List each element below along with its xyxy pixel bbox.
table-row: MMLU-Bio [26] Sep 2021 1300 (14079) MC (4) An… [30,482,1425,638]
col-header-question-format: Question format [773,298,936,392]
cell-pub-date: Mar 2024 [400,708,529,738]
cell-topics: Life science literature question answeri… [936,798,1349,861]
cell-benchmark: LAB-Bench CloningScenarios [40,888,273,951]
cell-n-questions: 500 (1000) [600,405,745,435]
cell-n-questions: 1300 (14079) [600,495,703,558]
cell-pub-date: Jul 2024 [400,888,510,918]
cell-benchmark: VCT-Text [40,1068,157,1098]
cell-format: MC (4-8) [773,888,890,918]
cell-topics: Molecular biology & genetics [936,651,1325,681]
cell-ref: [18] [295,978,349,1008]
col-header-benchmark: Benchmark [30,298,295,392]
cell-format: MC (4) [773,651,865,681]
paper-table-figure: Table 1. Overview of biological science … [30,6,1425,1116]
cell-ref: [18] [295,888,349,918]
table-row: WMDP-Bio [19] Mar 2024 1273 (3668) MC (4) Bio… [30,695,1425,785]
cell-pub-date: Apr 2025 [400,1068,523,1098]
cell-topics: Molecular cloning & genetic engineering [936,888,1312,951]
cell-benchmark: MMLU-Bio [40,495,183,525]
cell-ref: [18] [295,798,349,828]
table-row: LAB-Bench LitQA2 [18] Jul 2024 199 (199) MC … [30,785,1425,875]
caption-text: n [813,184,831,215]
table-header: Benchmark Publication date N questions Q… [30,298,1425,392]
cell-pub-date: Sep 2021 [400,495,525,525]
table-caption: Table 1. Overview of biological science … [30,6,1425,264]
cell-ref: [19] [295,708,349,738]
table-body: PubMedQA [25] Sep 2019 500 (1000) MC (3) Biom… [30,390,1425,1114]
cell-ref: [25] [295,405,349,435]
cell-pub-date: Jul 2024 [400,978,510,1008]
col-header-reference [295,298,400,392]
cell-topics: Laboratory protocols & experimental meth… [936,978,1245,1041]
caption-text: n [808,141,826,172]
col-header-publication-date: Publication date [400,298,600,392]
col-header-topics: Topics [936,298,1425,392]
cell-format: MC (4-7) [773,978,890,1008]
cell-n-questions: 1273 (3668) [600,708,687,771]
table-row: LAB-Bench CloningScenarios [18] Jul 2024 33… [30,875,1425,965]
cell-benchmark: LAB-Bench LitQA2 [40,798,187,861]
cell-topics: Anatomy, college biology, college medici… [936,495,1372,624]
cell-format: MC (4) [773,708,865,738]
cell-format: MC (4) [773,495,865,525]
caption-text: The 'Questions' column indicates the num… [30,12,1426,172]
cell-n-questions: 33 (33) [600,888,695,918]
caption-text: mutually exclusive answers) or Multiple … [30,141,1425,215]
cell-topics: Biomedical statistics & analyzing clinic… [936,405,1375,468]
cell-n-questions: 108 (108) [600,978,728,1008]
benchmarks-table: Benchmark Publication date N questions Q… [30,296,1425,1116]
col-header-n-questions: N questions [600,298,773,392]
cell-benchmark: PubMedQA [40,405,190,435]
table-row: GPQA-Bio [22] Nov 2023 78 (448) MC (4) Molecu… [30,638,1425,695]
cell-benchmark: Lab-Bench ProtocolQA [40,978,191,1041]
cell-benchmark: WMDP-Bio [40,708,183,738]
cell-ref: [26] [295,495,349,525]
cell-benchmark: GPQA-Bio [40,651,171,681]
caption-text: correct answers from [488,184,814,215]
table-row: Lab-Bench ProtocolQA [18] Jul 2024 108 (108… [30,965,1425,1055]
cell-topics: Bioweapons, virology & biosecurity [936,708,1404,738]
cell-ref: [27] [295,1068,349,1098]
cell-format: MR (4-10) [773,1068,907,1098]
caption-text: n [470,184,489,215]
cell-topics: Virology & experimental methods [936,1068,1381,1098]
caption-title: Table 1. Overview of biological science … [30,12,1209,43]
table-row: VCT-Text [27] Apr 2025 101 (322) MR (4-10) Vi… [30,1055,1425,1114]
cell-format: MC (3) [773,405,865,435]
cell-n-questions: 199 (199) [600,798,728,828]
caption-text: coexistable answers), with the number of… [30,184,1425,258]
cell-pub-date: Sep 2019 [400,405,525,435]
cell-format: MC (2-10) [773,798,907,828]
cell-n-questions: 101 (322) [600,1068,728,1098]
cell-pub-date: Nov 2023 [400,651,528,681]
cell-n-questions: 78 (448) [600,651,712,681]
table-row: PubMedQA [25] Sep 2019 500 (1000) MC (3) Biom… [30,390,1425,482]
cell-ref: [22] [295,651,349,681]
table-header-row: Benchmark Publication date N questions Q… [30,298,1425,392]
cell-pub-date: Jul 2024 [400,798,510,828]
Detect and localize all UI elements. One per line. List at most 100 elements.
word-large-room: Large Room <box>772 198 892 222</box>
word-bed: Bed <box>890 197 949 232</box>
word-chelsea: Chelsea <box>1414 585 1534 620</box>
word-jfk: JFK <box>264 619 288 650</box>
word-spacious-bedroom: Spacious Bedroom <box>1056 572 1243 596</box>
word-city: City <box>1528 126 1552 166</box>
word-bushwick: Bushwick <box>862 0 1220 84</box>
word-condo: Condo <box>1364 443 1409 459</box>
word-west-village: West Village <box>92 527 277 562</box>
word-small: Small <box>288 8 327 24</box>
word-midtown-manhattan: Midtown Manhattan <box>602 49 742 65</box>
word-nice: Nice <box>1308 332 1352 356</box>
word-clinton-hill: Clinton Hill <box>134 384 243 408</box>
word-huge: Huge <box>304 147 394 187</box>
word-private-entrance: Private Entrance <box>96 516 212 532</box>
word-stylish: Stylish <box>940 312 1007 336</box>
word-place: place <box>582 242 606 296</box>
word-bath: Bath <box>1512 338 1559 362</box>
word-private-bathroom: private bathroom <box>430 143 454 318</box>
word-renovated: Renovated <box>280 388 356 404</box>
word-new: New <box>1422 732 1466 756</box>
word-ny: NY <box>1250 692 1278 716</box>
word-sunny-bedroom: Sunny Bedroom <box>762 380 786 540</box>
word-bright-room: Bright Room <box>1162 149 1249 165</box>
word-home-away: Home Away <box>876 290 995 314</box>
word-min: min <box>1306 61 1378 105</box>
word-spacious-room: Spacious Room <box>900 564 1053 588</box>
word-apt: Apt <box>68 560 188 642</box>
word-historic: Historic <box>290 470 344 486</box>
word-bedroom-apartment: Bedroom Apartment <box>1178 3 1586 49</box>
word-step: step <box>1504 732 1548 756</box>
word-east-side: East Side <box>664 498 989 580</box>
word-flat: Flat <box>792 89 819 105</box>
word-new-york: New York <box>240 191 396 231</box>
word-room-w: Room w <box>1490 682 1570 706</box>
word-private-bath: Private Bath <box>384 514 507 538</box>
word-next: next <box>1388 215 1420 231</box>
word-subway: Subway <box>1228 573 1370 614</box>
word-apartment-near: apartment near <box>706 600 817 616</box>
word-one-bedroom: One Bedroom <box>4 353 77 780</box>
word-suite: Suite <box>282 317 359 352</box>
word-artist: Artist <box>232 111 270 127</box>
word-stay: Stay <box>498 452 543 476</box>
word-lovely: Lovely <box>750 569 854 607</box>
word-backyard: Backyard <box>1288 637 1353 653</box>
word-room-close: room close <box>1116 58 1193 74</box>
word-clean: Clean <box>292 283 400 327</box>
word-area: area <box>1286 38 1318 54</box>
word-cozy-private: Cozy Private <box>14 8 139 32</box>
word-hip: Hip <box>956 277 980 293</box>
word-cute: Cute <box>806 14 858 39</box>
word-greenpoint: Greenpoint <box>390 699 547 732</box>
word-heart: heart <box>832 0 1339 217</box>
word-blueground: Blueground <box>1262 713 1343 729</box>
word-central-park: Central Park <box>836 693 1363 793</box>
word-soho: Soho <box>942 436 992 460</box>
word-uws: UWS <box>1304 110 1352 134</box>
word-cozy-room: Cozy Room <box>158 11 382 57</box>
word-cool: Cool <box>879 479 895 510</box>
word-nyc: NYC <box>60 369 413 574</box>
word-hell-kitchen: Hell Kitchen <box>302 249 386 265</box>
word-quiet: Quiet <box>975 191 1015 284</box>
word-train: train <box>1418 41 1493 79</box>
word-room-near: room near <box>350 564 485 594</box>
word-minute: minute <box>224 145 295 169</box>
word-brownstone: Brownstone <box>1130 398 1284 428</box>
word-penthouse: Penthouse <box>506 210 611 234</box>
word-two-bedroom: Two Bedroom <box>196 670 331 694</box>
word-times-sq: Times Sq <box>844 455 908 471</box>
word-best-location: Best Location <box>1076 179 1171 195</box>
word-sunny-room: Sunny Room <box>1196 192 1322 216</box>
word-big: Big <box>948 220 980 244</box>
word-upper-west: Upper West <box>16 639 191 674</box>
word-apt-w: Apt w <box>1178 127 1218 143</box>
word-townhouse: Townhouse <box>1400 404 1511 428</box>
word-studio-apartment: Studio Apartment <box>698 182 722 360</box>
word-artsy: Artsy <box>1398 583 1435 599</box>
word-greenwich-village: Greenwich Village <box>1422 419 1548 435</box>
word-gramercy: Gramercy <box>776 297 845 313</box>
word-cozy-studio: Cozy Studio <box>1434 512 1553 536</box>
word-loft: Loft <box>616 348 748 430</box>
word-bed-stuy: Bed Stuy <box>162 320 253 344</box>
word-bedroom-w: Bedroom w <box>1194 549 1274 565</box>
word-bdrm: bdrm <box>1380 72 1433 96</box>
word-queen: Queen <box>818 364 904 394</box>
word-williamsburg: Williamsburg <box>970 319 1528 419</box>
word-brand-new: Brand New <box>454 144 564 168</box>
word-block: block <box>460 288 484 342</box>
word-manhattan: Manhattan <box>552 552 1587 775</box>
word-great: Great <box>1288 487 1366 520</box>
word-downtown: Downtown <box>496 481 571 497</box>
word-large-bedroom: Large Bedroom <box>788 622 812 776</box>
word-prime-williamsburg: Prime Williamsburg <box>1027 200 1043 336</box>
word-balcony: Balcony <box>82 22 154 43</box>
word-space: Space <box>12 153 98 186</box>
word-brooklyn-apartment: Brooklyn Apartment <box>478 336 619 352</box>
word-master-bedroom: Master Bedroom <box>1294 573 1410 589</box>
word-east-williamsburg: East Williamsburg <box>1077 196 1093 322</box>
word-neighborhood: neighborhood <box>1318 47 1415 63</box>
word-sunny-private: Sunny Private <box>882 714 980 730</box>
• • •
Starting at the top of the material and stopping after the line containing "cell-format: MC (4-8) [773,888,890,918]", write out those lines again with "cell-benchmark" renamed to "cell-name" and nothing else altered.

List each element below along with its xyxy pixel bbox.
table-row: MMLU-Bio [26] Sep 2021 1300 (14079) MC (4) An… [30,482,1425,638]
col-header-question-format: Question format [773,298,936,392]
cell-pub-date: Mar 2024 [400,708,529,738]
cell-topics: Life science literature question answeri… [936,798,1349,861]
cell-name: LAB-Bench CloningScenarios [40,888,273,951]
cell-n-questions: 500 (1000) [600,405,745,435]
cell-n-questions: 1300 (14079) [600,495,703,558]
cell-pub-date: Jul 2024 [400,888,510,918]
cell-name: VCT-Text [40,1068,157,1098]
cell-format: MC (4-8) [773,888,890,918]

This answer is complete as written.